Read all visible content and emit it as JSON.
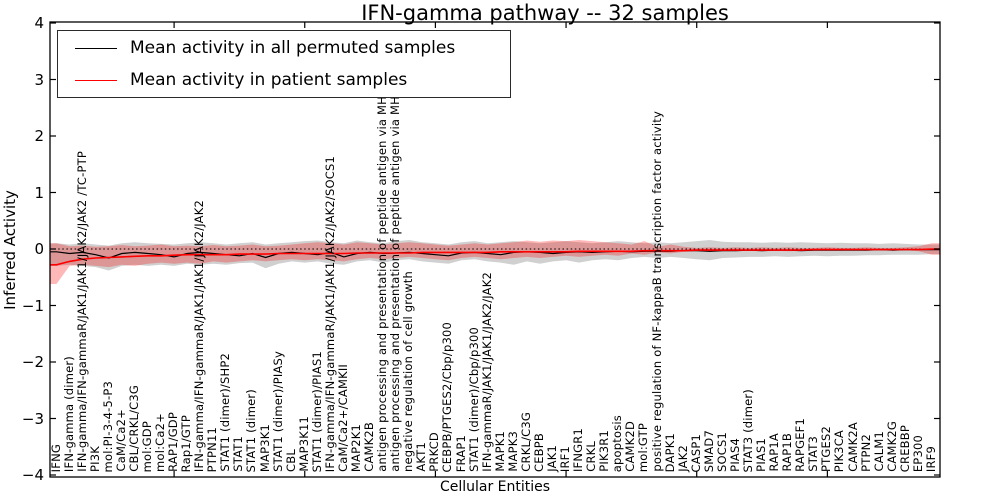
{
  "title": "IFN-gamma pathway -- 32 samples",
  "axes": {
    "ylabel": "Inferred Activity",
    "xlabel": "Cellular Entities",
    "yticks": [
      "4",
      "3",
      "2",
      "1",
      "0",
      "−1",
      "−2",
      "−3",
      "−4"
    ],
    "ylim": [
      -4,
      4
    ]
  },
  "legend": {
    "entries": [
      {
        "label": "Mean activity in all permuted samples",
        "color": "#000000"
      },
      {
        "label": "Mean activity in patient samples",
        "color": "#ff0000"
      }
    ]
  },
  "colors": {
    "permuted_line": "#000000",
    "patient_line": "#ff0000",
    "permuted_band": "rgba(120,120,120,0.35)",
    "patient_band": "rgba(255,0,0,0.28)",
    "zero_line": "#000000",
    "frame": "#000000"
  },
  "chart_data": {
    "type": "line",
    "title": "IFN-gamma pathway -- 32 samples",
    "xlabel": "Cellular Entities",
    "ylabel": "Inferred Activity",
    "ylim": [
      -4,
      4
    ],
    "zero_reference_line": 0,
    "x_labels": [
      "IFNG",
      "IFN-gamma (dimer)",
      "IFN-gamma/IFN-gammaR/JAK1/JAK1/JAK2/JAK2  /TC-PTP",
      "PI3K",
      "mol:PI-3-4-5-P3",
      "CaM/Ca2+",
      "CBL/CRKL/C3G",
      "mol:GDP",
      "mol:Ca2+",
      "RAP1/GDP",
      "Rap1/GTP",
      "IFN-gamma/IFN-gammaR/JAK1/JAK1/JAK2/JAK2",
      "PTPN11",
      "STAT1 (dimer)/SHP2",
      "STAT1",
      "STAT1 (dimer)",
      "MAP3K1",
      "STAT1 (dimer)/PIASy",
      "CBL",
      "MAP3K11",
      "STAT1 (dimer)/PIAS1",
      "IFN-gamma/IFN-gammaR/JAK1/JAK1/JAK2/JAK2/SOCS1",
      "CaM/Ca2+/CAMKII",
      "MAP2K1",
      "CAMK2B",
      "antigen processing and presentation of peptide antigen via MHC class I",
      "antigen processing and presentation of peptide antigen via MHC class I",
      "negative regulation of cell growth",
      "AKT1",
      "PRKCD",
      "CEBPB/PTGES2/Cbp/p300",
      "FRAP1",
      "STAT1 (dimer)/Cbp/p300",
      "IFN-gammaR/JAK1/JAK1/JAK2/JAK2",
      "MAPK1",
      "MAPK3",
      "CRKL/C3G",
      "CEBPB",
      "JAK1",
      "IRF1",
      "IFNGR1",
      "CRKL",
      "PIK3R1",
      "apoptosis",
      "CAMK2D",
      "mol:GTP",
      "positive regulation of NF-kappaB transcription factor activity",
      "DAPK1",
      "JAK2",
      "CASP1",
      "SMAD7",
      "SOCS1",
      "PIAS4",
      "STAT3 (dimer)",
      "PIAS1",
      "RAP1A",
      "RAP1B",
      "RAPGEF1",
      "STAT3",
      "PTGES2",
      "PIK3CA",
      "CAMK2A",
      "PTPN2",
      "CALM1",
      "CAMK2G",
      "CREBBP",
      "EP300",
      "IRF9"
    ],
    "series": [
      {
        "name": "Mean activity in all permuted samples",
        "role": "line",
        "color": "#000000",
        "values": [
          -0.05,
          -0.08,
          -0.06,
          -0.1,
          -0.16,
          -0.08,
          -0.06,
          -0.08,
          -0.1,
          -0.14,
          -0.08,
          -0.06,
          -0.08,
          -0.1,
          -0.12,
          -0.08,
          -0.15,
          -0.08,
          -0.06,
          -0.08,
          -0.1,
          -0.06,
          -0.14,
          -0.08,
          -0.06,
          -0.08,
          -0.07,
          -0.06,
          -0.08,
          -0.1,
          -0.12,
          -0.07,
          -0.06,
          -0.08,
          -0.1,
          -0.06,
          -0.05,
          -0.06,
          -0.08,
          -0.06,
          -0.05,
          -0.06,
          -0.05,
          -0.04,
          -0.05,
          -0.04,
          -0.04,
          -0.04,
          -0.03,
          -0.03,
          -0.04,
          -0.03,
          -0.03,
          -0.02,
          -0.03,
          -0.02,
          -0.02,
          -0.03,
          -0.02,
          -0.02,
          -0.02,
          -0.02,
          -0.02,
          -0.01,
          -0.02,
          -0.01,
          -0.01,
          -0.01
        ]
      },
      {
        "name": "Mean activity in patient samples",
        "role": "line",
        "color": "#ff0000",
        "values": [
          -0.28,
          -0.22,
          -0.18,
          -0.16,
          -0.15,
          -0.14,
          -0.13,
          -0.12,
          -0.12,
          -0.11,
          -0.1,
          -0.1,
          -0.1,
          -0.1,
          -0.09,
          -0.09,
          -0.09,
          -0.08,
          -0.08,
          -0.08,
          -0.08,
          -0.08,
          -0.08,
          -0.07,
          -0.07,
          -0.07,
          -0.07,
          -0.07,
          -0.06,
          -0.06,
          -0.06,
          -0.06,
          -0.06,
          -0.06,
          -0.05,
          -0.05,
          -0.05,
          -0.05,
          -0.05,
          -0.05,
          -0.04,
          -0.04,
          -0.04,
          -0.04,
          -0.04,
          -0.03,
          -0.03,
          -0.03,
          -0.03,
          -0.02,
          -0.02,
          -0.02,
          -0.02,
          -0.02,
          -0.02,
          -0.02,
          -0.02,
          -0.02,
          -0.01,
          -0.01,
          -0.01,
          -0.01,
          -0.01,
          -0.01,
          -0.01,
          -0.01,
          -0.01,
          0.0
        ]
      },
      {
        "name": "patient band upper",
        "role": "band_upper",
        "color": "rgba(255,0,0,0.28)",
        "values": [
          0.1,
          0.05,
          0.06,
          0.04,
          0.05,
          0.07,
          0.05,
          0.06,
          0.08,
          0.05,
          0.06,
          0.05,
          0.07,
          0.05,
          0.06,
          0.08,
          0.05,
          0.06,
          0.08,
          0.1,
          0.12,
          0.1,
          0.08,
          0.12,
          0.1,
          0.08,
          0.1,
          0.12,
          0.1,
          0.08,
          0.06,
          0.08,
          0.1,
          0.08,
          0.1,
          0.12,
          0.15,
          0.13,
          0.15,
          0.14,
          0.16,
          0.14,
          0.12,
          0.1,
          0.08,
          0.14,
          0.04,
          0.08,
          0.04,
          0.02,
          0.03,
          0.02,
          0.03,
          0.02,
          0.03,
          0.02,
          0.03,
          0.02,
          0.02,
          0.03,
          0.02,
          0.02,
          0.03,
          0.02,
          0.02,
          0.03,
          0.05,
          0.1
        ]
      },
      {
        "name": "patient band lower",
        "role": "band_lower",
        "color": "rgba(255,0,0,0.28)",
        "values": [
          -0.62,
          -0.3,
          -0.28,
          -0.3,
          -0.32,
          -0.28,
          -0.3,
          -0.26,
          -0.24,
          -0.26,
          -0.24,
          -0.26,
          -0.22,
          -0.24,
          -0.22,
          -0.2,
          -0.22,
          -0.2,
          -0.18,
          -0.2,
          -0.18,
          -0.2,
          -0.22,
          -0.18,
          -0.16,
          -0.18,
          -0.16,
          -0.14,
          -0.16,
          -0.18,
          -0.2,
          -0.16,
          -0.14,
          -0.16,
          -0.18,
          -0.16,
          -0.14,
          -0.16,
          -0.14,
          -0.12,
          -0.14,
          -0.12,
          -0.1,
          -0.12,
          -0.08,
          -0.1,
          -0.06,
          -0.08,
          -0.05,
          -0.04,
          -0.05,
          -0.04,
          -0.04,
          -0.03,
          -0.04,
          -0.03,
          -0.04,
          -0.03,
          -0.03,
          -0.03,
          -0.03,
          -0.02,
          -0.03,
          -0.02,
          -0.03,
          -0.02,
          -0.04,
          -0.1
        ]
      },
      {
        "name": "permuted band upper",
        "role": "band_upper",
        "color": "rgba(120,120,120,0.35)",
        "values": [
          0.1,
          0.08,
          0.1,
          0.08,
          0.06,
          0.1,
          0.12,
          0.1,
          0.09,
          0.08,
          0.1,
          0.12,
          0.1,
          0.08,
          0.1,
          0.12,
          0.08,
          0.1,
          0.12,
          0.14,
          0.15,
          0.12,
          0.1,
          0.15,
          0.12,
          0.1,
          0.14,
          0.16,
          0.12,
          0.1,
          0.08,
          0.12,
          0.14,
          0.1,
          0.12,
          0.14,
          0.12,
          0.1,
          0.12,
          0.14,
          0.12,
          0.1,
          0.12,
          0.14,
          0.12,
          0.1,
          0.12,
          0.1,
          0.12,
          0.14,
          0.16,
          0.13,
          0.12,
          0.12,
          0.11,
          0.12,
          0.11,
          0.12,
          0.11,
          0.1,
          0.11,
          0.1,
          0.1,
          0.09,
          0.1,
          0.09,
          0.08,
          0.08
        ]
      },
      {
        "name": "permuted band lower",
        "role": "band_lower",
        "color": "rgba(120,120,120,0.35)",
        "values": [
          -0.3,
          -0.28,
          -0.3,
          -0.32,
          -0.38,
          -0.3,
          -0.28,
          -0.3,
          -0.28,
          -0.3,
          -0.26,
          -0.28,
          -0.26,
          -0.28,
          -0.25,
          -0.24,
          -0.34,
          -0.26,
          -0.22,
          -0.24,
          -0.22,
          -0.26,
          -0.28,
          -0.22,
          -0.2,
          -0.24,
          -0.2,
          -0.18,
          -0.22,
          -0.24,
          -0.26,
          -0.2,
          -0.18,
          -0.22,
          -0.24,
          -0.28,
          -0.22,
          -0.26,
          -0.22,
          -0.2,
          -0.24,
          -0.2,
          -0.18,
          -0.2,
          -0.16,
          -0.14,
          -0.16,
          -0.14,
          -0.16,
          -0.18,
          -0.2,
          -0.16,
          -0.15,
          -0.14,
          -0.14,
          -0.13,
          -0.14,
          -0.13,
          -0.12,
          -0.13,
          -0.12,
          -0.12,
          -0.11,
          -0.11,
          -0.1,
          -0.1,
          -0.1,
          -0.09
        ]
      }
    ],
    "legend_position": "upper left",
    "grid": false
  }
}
..............................
> **PROBLEM TO WORK ON**
Go through the records line by line, and copy each line that holds the string "regulation".

> **SOLUTION**
      "negative regulation of cell growth",
      "positive regulation of NF-kappaB transcription factor activity",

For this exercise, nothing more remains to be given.